■ **Problem**
Transcribe every entry word for word, leaving out all images.

_ _ _ _ _

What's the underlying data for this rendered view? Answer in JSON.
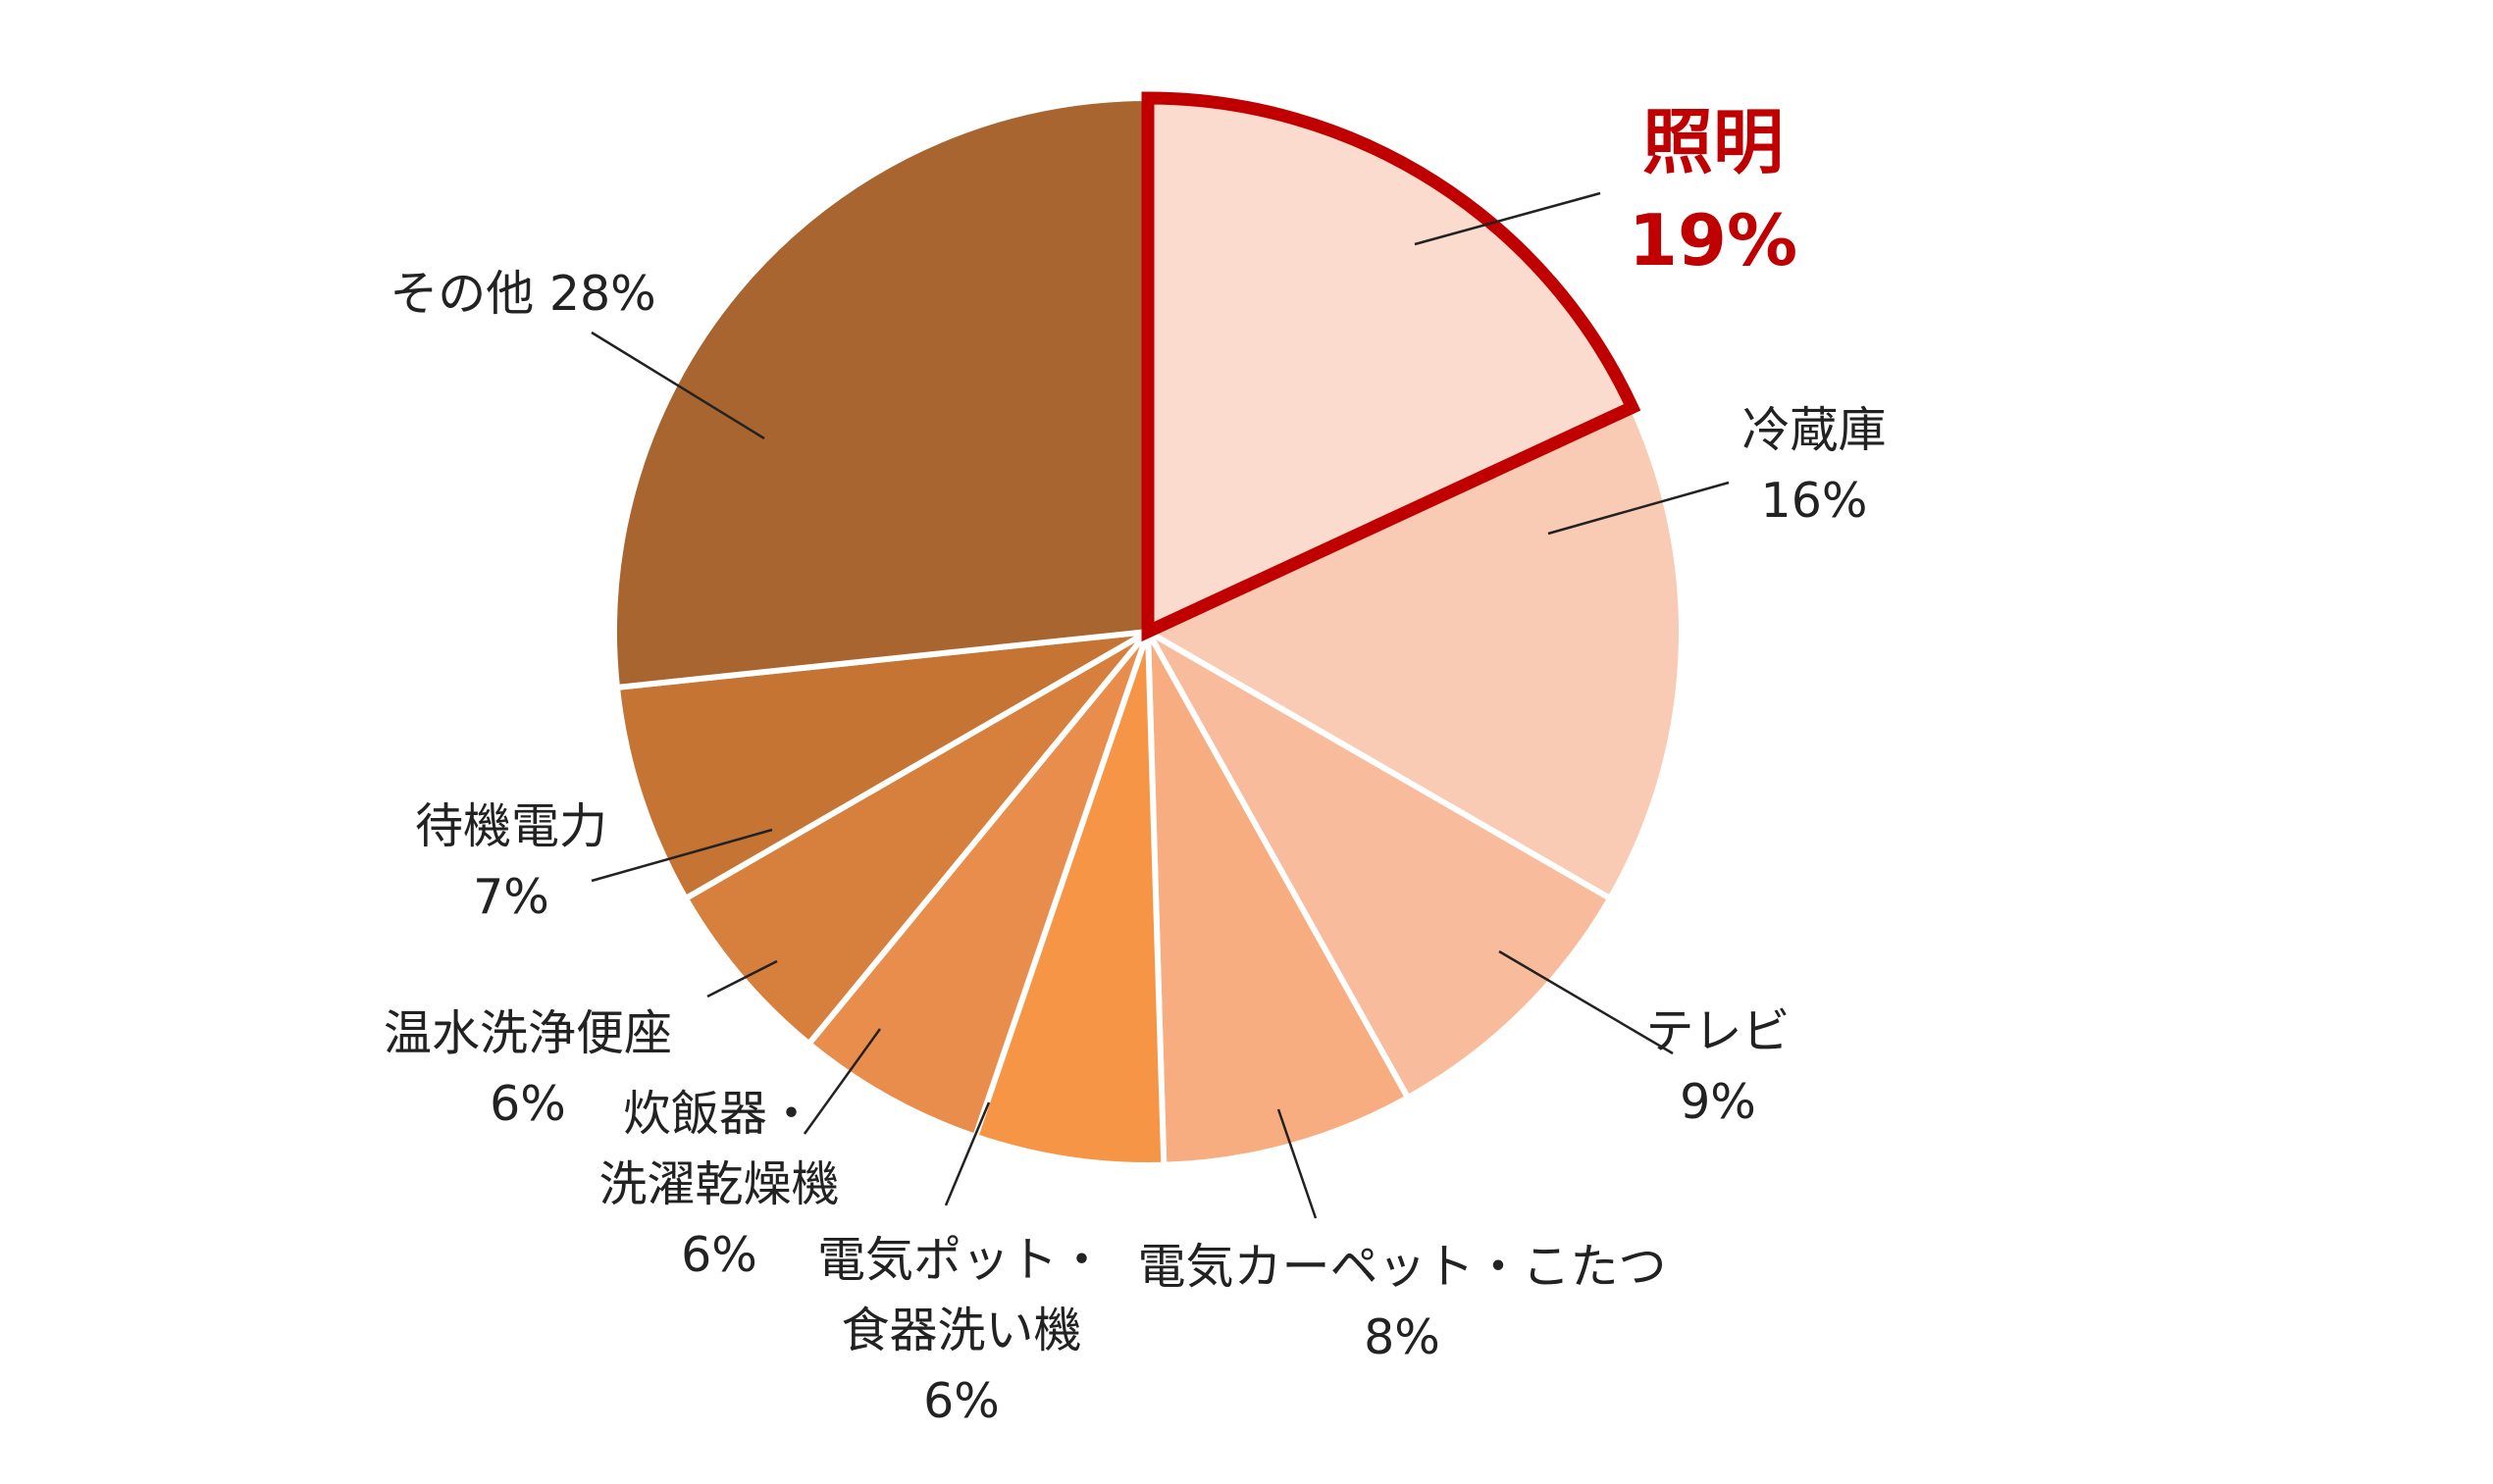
{
  "chart_data": {
    "type": "pie",
    "categories": [
      "照明",
      "冷蔵庫",
      "テレビ",
      "電気カーペット・こたつ",
      "電気ポット・\n食器洗い機",
      "炊飯器・\n洗濯乾燥機",
      "温水洗浄便座",
      "待機電力",
      "その他"
    ],
    "values": [
      19,
      16,
      9,
      8,
      6,
      6,
      6,
      7,
      28
    ],
    "value_labels": [
      "19%",
      "16%",
      "9%",
      "8%",
      "6%",
      "6%",
      "6%",
      "7%",
      "28%"
    ],
    "colors": [
      "#fbdbcd",
      "#f9cbb5",
      "#f8bc9d",
      "#f7ad80",
      "#f69546",
      "#e98d4c",
      "#d7803e",
      "#c57434",
      "#a8652f"
    ],
    "highlight_color": "#c00000"
  }
}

_ _ _ _ _

■ **Finished exercise**
What's the underlying data for this rendered view? Answer in JSON.
{
  "chart_data": {
    "type": "pie",
    "categories": [
      "照明",
      "冷蔵庫",
      "テレビ",
      "電気カーペット・こたつ",
      "電気ポット・\n食器洗い機",
      "炊飯器・\n洗濯乾燥機",
      "温水洗浄便座",
      "待機電力",
      "その他"
    ],
    "values": [
      19,
      16,
      9,
      8,
      6,
      6,
      6,
      7,
      28
    ],
    "value_labels": [
      "19%",
      "16%",
      "9%",
      "8%",
      "6%",
      "6%",
      "6%",
      "7%",
      "28%"
    ],
    "colors": [
      "#fbdbcd",
      "#f9cbb5",
      "#f8bc9d",
      "#f7ad80",
      "#f69546",
      "#e98d4c",
      "#d7803e",
      "#c57434",
      "#a8652f"
    ],
    "highlight_color": "#c00000"
  }
}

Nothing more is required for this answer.